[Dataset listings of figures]

=====

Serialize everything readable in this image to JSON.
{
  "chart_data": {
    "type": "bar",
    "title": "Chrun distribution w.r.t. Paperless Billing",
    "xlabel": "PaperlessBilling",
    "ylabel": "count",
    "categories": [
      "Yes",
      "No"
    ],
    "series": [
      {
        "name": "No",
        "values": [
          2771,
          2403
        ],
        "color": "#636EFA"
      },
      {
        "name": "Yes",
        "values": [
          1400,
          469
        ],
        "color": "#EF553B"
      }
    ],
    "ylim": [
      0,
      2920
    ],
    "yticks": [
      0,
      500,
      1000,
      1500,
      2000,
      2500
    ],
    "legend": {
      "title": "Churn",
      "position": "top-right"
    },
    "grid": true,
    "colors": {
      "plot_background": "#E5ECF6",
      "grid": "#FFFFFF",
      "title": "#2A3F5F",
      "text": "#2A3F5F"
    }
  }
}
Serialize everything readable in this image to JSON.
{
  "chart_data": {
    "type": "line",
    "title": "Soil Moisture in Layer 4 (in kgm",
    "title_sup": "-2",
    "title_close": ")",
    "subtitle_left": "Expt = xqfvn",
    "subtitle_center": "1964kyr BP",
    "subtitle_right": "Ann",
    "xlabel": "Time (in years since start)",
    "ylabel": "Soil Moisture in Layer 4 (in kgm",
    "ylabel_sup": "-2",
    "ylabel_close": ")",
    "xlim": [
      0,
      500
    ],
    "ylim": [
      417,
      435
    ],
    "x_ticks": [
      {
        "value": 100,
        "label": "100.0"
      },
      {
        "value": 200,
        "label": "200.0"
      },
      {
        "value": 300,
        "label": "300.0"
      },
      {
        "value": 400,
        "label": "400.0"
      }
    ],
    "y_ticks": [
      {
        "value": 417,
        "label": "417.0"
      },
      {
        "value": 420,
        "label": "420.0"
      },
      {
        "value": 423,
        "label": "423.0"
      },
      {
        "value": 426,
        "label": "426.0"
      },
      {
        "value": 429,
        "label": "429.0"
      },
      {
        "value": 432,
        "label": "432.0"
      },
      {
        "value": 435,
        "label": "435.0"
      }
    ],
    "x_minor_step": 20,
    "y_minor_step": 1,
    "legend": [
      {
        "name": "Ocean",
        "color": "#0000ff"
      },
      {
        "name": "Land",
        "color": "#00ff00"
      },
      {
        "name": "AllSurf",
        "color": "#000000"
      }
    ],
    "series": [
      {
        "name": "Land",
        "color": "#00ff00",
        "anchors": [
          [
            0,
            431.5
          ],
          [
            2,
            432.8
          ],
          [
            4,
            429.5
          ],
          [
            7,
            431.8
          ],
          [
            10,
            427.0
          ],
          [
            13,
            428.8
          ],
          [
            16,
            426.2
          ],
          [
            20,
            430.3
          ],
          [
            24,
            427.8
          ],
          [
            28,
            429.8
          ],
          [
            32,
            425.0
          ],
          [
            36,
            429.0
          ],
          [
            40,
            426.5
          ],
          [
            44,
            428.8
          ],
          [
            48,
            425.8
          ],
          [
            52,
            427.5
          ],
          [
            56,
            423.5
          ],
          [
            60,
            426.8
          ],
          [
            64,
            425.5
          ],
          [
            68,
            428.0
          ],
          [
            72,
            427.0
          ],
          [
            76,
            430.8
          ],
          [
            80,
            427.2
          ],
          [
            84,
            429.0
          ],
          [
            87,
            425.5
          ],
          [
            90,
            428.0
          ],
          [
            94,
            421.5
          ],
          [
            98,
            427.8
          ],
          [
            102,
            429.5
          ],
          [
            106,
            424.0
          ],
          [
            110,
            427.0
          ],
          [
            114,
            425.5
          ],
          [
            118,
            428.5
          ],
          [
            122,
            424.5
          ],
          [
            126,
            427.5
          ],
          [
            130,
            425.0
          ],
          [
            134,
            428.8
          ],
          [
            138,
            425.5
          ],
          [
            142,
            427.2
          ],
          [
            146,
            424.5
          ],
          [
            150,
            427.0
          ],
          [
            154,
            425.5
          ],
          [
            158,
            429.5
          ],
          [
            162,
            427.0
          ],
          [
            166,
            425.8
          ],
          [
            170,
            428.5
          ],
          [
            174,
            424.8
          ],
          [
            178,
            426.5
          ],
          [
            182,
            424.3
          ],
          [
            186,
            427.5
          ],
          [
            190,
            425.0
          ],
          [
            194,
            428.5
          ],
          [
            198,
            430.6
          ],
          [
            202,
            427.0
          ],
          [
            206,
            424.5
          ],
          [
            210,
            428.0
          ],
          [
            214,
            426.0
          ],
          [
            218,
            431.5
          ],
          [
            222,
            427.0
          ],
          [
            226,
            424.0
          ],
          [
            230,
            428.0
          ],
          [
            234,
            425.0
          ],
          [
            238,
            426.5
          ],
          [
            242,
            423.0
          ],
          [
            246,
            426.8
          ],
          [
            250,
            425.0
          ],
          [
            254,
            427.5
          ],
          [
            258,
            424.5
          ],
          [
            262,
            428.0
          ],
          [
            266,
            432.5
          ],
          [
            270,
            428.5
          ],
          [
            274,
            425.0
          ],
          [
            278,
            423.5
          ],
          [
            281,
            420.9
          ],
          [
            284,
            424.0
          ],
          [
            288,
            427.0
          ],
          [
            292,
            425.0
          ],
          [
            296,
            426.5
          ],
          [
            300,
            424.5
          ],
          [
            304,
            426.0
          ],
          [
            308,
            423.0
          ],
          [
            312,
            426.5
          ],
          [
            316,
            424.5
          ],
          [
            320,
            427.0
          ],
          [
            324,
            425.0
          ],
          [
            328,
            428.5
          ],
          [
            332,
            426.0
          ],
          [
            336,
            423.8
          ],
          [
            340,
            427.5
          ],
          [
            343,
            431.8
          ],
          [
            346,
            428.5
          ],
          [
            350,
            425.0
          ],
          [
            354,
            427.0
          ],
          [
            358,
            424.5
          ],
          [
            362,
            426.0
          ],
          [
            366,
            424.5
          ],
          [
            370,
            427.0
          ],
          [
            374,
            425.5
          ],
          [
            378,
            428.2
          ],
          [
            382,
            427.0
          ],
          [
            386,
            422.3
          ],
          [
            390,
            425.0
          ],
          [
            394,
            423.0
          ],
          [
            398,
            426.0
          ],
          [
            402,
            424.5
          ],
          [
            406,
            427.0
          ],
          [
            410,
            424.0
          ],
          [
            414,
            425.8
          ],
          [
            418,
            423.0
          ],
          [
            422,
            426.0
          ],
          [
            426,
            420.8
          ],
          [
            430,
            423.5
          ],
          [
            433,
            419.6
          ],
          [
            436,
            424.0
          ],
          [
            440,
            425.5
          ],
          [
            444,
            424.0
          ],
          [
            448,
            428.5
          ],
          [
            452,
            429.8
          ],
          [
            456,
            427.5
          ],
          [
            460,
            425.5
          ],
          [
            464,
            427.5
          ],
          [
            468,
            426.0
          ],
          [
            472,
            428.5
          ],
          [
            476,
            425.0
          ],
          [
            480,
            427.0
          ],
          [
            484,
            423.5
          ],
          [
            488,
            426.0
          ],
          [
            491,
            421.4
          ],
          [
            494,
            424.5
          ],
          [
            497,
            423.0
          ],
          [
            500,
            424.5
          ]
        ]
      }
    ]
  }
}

=====

- Instructions for the task: Go through the entries and repeat each one exactly.

- Solution to this task:
Serialize everything readable in this image to JSON.
{
  "chart_data": {
    "type": "bar",
    "title": "Chrun distribution w.r.t. Paperless Billing",
    "xlabel": "PaperlessBilling",
    "ylabel": "count",
    "categories": [
      "Yes",
      "No"
    ],
    "series": [
      {
        "name": "No",
        "values": [
          2771,
          2403
        ],
        "color": "#636EFA"
      },
      {
        "name": "Yes",
        "values": [
          1400,
          469
        ],
        "color": "#EF553B"
      }
    ],
    "ylim": [
      0,
      2920
    ],
    "yticks": [
      0,
      500,
      1000,
      1500,
      2000,
      2500
    ],
    "legend": {
      "title": "Churn",
      "position": "top-right"
    },
    "grid": true,
    "colors": {
      "plot_background": "#E5ECF6",
      "grid": "#FFFFFF",
      "title": "#2A3F5F",
      "text": "#2A3F5F"
    }
  }
}
Serialize everything readable in this image to JSON.
{
  "chart_data": {
    "type": "line",
    "title": "Soil Moisture in Layer 4 (in kgm",
    "title_sup": "-2",
    "title_close": ")",
    "subtitle_left": "Expt = xqfvn",
    "subtitle_center": "1964kyr BP",
    "subtitle_right": "Ann",
    "xlabel": "Time (in years since start)",
    "ylabel": "Soil Moisture in Layer 4 (in kgm",
    "ylabel_sup": "-2",
    "ylabel_close": ")",
    "xlim": [
      0,
      500
    ],
    "ylim": [
      417,
      435
    ],
    "x_ticks": [
      {
        "value": 100,
        "label": "100.0"
      },
      {
        "value": 200,
        "label": "200.0"
      },
      {
        "value": 300,
        "label": "300.0"
      },
      {
        "value": 400,
        "label": "400.0"
      }
    ],
    "y_ticks": [
      {
        "value": 417,
        "label": "417.0"
      },
      {
        "value": 420,
        "label": "420.0"
      },
      {
        "value": 423,
        "label": "423.0"
      },
      {
        "value": 426,
        "label": "426.0"
      },
      {
        "value": 429,
        "label": "429.0"
      },
      {
        "value": 432,
        "label": "432.0"
      },
      {
        "value": 435,
        "label": "435.0"
      }
    ],
    "x_minor_step": 20,
    "y_minor_step": 1,
    "legend": [
      {
        "name": "Ocean",
        "color": "#0000ff"
      },
      {
        "name": "Land",
        "color": "#00ff00"
      },
      {
        "name": "AllSurf",
        "color": "#000000"
      }
    ],
    "series": [
      {
        "name": "Land",
        "color": "#00ff00",
        "anchors": [
          [
            0,
            431.5
          ],
          [
            2,
            432.8
          ],
          [
            4,
            429.5
          ],
          [
            7,
            431.8
          ],
          [
            10,
            427.0
          ],
          [
            13,
            428.8
          ],
          [
            16,
            426.2
          ],
          [
            20,
            430.3
          ],
          [
            24,
            427.8
          ],
          [
            28,
            429.8
          ],
          [
            32,
            425.0
          ],
          [
            36,
            429.0
          ],
          [
            40,
            426.5
          ],
          [
            44,
            428.8
          ],
          [
            48,
            425.8
          ],
          [
            52,
            427.5
          ],
          [
            56,
            423.5
          ],
          [
            60,
            426.8
          ],
          [
            64,
            425.5
          ],
          [
            68,
            428.0
          ],
          [
            72,
            427.0
          ],
          [
            76,
            430.8
          ],
          [
            80,
            427.2
          ],
          [
            84,
            429.0
          ],
          [
            87,
            425.5
          ],
          [
            90,
            428.0
          ],
          [
            94,
            421.5
          ],
          [
            98,
            427.8
          ],
          [
            102,
            429.5
          ],
          [
            106,
            424.0
          ],
          [
            110,
            427.0
          ],
          [
            114,
            425.5
          ],
          [
            118,
            428.5
          ],
          [
            122,
            424.5
          ],
          [
            126,
            427.5
          ],
          [
            130,
            425.0
          ],
          [
            134,
            428.8
          ],
          [
            138,
            425.5
          ],
          [
            142,
            427.2
          ],
          [
            146,
            424.5
          ],
          [
            150,
            427.0
          ],
          [
            154,
            425.5
          ],
          [
            158,
            429.5
          ],
          [
            162,
            427.0
          ],
          [
            166,
            425.8
          ],
          [
            170,
            428.5
          ],
          [
            174,
            424.8
          ],
          [
            178,
            426.5
          ],
          [
            182,
            424.3
          ],
          [
            186,
            427.5
          ],
          [
            190,
            425.0
          ],
          [
            194,
            428.5
          ],
          [
            198,
            430.6
          ],
          [
            202,
            427.0
          ],
          [
            206,
            424.5
          ],
          [
            210,
            428.0
          ],
          [
            214,
            426.0
          ],
          [
            218,
            431.5
          ],
          [
            222,
            427.0
          ],
          [
            226,
            424.0
          ],
          [
            230,
            428.0
          ],
          [
            234,
            425.0
          ],
          [
            238,
            426.5
          ],
          [
            242,
            423.0
          ],
          [
            246,
            426.8
          ],
          [
            250,
            425.0
          ],
          [
            254,
            427.5
          ],
          [
            258,
            424.5
          ],
          [
            262,
            428.0
          ],
          [
            266,
            432.5
          ],
          [
            270,
            428.5
          ],
          [
            274,
            425.0
          ],
          [
            278,
            423.5
          ],
          [
            281,
            420.9
          ],
          [
            284,
            424.0
          ],
          [
            288,
            427.0
          ],
          [
            292,
            425.0
          ],
          [
            296,
            426.5
          ],
          [
            300,
            424.5
          ],
          [
            304,
            426.0
          ],
          [
            308,
            423.0
          ],
          [
            312,
            426.5
          ],
          [
            316,
            424.5
          ],
          [
            320,
            427.0
          ],
          [
            324,
            425.0
          ],
          [
            328,
            428.5
          ],
          [
            332,
            426.0
          ],
          [
            336,
            423.8
          ],
          [
            340,
            427.5
          ],
          [
            343,
            431.8
          ],
          [
            346,
            428.5
          ],
          [
            350,
            425.0
          ],
          [
            354,
            427.0
          ],
          [
            358,
            424.5
          ],
          [
            362,
            426.0
          ],
          [
            366,
            424.5
          ],
          [
            370,
            427.0
          ],
          [
            374,
            425.5
          ],
          [
            378,
            428.2
          ],
          [
            382,
            427.0
          ],
          [
            386,
            422.3
          ],
          [
            390,
            425.0
          ],
          [
            394,
            423.0
          ],
          [
            398,
            426.0
          ],
          [
            402,
            424.5
          ],
          [
            406,
            427.0
          ],
          [
            410,
            424.0
          ],
          [
            414,
            425.8
          ],
          [
            418,
            423.0
          ],
          [
            422,
            426.0
          ],
          [
            426,
            420.8
          ],
          [
            430,
            423.5
          ],
          [
            433,
            419.6
          ],
          [
            436,
            424.0
          ],
          [
            440,
            425.5
          ],
          [
            444,
            424.0
          ],
          [
            448,
            428.5
          ],
          [
            452,
            429.8
          ],
          [
            456,
            427.5
          ],
          [
            460,
            425.5
          ],
          [
            464,
            427.5
          ],
          [
            468,
            426.0
          ],
          [
            472,
            428.5
          ],
          [
            476,
            425.0
          ],
          [
            480,
            427.0
          ],
          [
            484,
            423.5
          ],
          [
            488,
            426.0
          ],
          [
            491,
            421.4
          ],
          [
            494,
            424.5
          ],
          [
            497,
            423.0
          ],
          [
            500,
            424.5
          ]
        ]
      }
    ]
  }
}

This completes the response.